%%

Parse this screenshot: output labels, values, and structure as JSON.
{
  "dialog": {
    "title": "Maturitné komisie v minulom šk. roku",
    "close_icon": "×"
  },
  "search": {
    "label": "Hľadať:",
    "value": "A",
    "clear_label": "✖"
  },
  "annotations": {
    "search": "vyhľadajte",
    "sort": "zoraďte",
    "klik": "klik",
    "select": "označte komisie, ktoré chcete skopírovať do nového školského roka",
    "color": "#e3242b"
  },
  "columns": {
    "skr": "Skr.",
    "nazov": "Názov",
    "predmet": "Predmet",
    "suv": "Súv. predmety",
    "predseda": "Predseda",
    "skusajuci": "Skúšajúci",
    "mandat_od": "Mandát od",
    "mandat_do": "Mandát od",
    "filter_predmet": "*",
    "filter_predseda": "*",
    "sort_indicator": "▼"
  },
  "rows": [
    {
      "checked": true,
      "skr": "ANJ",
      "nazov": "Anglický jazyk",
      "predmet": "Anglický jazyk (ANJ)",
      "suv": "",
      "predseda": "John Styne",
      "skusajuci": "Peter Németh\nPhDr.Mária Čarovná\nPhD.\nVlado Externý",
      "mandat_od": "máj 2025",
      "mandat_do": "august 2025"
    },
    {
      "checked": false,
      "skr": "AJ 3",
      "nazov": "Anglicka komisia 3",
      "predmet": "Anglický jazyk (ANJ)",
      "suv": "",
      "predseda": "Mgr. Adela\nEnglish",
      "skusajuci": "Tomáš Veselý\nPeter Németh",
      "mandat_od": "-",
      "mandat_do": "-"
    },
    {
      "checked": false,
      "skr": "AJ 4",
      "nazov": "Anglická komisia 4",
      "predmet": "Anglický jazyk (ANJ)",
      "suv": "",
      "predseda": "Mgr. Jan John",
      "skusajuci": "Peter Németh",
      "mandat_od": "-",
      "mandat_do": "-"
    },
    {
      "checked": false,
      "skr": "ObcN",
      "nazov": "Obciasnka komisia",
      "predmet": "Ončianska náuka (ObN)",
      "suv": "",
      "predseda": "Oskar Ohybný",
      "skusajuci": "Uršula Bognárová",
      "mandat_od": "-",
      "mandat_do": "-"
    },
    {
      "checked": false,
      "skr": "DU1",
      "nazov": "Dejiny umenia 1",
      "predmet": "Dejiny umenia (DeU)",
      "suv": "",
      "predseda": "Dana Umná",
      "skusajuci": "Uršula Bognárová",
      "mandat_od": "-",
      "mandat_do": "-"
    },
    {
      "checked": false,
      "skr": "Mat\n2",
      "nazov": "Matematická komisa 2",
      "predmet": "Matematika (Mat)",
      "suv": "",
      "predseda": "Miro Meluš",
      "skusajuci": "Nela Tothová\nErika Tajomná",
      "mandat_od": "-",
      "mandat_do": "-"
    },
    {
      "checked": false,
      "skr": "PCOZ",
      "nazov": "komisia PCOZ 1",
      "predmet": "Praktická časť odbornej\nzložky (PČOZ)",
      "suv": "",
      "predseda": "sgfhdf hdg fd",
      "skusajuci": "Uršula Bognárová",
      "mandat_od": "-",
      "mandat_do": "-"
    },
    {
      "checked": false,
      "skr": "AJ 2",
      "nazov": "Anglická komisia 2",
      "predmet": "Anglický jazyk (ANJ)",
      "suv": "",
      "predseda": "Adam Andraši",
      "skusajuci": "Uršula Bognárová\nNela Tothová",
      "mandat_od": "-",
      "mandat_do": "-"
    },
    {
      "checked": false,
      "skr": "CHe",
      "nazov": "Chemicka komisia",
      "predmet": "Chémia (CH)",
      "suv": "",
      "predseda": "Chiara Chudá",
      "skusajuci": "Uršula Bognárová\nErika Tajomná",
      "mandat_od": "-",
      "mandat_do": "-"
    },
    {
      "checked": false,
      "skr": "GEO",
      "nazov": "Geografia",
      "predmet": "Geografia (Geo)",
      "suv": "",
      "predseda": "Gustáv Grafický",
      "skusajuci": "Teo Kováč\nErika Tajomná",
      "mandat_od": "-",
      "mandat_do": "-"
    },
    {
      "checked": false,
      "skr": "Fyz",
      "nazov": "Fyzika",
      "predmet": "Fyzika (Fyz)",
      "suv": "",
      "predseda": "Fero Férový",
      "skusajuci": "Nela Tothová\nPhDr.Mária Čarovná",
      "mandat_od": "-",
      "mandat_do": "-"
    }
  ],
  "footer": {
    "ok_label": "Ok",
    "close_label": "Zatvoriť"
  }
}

%%

> **PROMPT**
Identify each line in the records above that contains the word "Tajomná", and copy it out in full.

> **RESULT OF THE EXERCISE**
      "skusajuci": "Nela Tothová\nErika Tajomná",
      "skusajuci": "Uršula Bognárová\nErika Tajomná",
      "skusajuci": "Teo Kováč\nErika Tajomná",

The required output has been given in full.